**Exercise brief:** Select every line below containing the word "meta".

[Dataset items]
====

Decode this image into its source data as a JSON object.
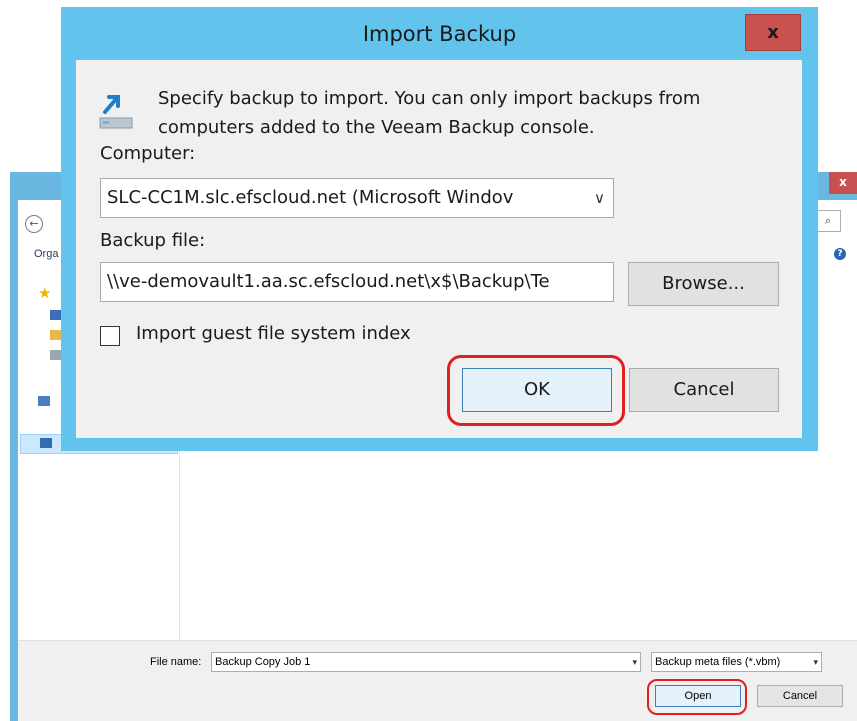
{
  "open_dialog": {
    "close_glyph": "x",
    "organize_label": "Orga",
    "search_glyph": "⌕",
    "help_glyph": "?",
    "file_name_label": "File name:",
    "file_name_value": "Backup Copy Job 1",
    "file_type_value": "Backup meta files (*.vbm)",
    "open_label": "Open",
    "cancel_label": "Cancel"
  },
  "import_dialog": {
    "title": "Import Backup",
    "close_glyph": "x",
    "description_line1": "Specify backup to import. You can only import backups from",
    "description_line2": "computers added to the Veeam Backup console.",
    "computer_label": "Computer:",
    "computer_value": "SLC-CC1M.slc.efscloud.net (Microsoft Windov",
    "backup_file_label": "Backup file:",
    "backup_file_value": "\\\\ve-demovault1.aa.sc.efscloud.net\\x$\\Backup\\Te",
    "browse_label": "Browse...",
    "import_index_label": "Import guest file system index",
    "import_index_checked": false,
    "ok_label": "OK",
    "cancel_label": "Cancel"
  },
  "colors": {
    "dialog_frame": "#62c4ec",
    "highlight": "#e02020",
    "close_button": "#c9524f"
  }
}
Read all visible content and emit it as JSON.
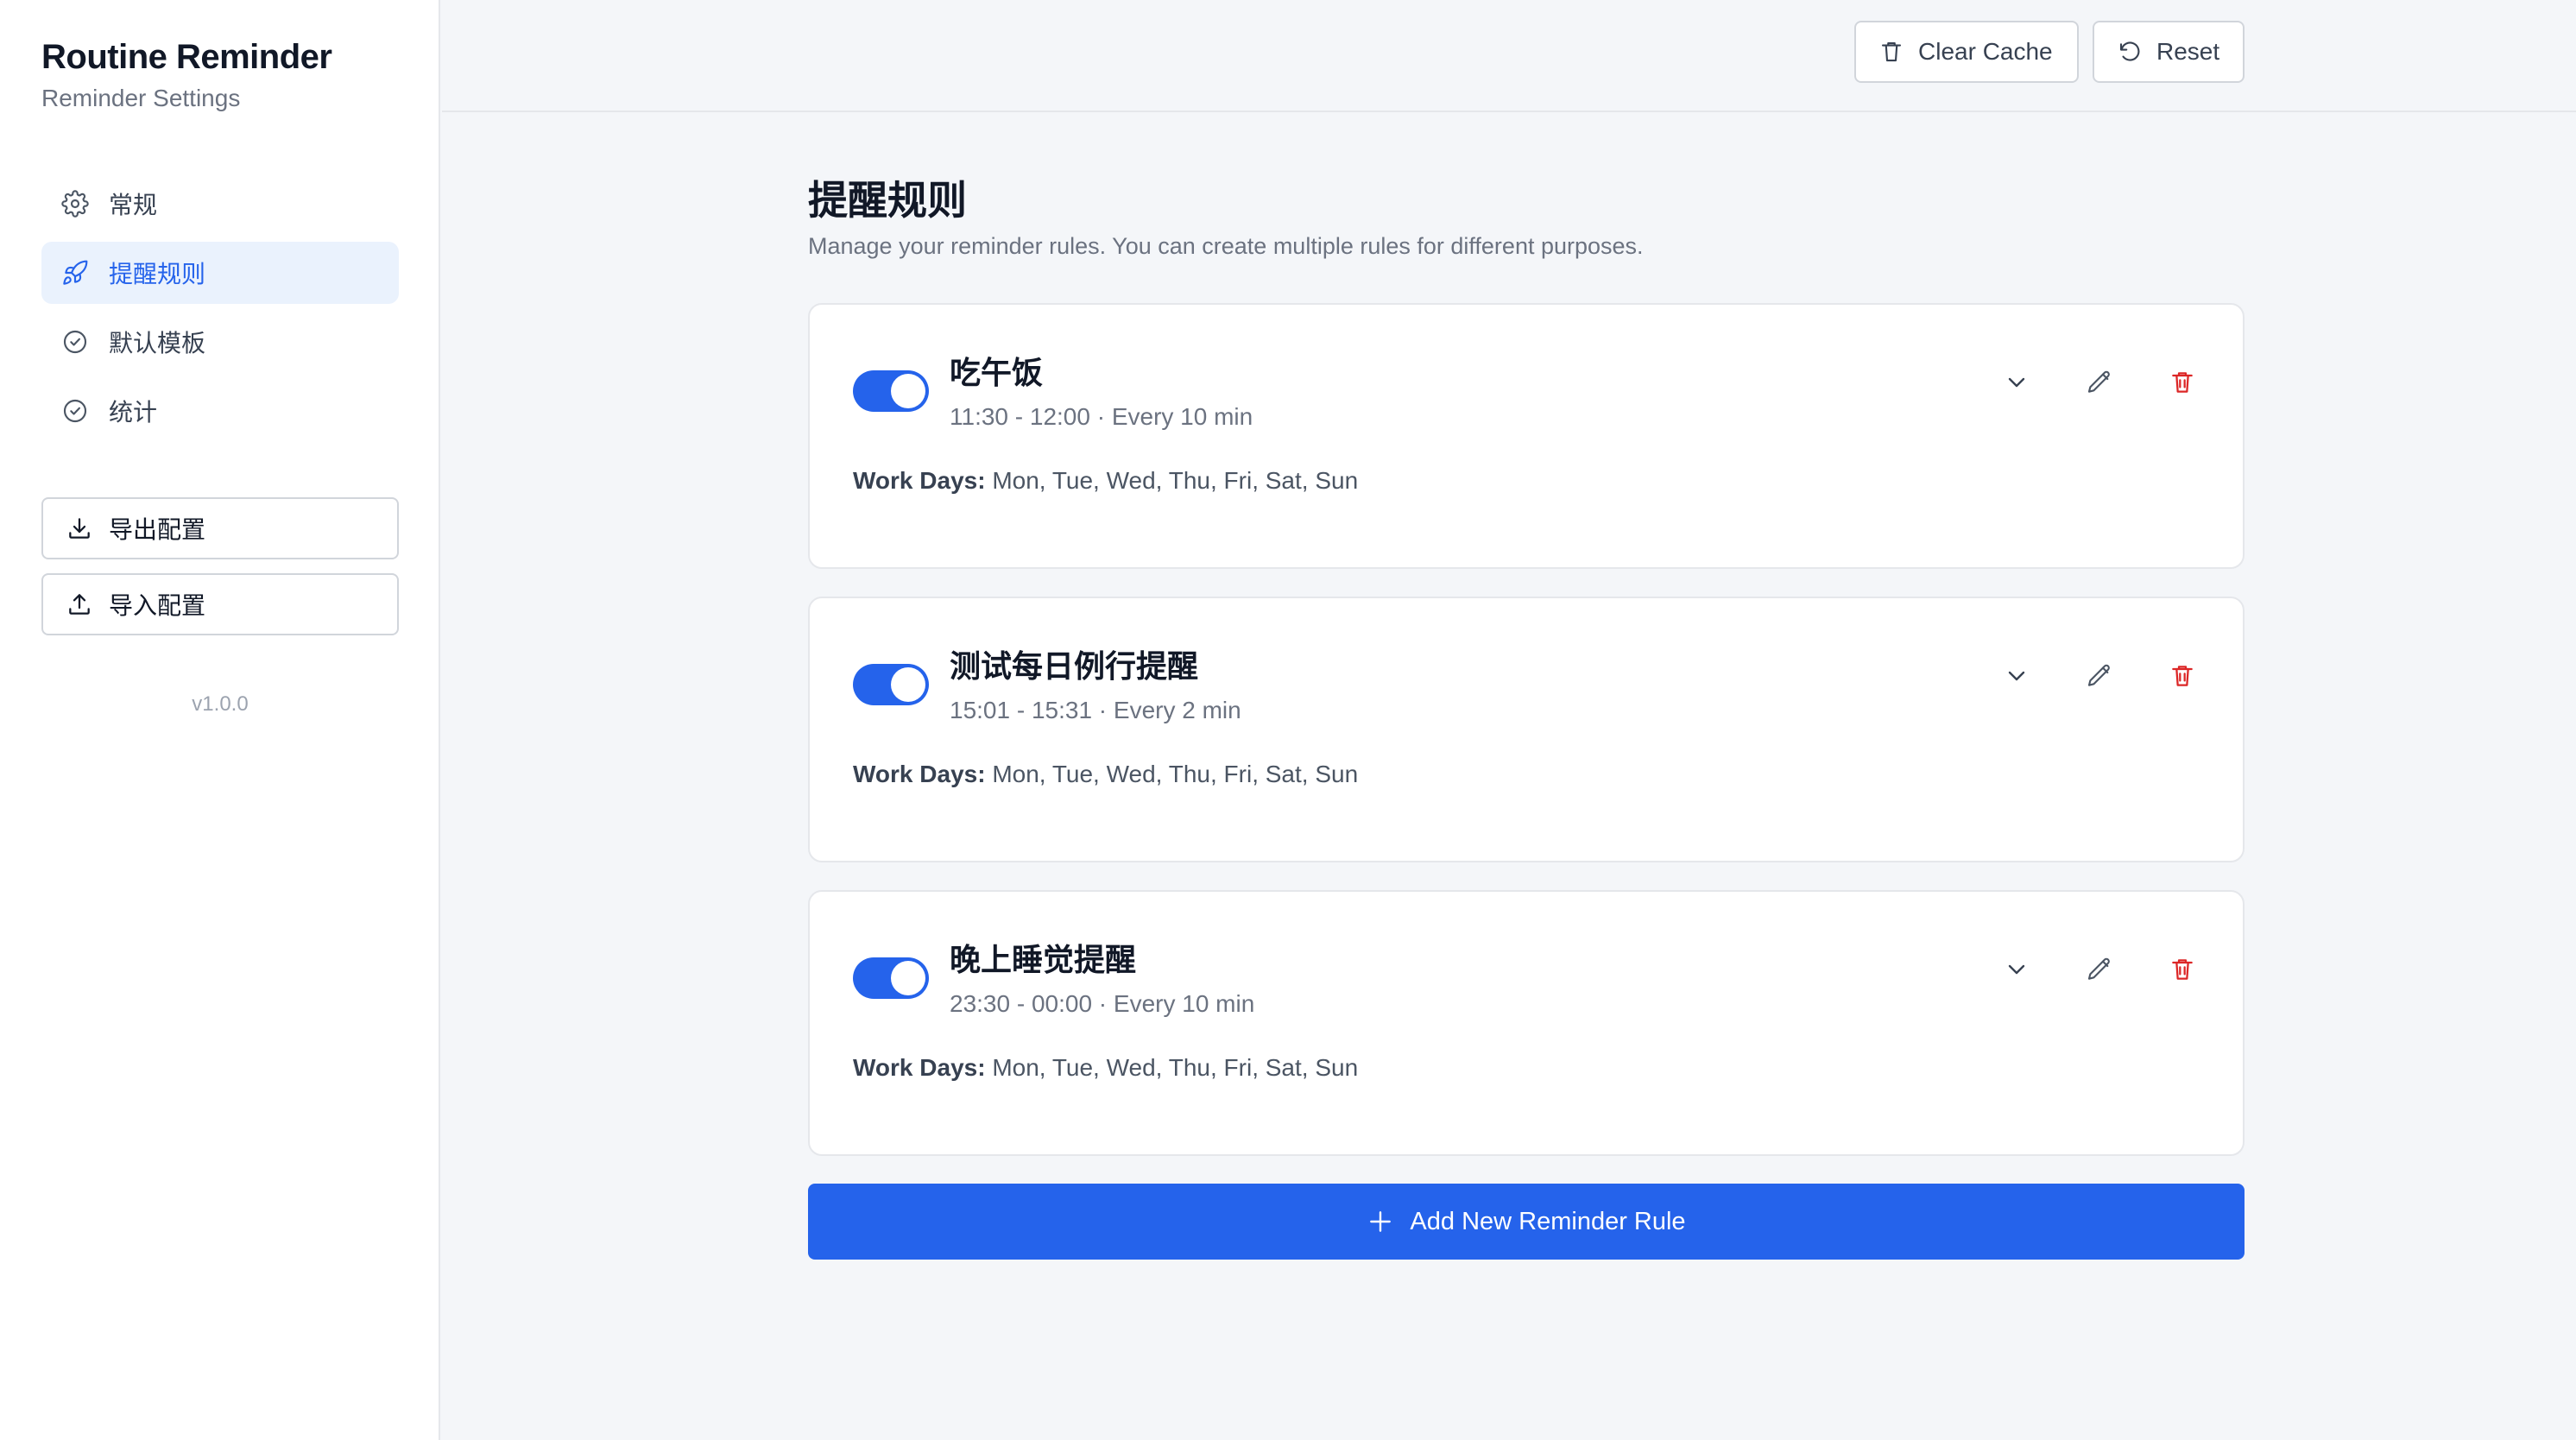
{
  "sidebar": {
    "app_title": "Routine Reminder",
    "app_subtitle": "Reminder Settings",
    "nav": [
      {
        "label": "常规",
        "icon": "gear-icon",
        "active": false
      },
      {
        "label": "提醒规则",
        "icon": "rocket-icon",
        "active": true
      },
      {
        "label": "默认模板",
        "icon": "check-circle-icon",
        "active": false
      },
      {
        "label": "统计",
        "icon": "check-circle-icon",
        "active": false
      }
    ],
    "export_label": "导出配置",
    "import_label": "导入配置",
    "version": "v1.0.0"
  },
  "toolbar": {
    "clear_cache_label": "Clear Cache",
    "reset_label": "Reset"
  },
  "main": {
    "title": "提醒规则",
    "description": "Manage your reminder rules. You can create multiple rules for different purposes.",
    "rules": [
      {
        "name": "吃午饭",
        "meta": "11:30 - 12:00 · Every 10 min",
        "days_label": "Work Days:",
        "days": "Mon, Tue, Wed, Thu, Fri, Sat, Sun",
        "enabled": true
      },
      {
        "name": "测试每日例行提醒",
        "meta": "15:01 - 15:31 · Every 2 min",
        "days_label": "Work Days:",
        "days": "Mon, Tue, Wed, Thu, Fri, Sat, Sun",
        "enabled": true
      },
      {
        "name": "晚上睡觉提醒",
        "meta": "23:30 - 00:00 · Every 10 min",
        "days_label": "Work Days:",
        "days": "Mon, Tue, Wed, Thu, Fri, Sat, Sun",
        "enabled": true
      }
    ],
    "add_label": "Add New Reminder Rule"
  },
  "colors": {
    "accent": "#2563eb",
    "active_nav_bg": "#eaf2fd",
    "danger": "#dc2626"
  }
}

====

**Answer for the task:**
    "file_type_value": "Backup meta files (*.vbm)",
        "meta": "11:30 - 12:00 · Every 10 min",
        "meta": "15:01 - 15:31 · Every 2 min",
        "meta": "23:30 - 00:00 · Every 10 min",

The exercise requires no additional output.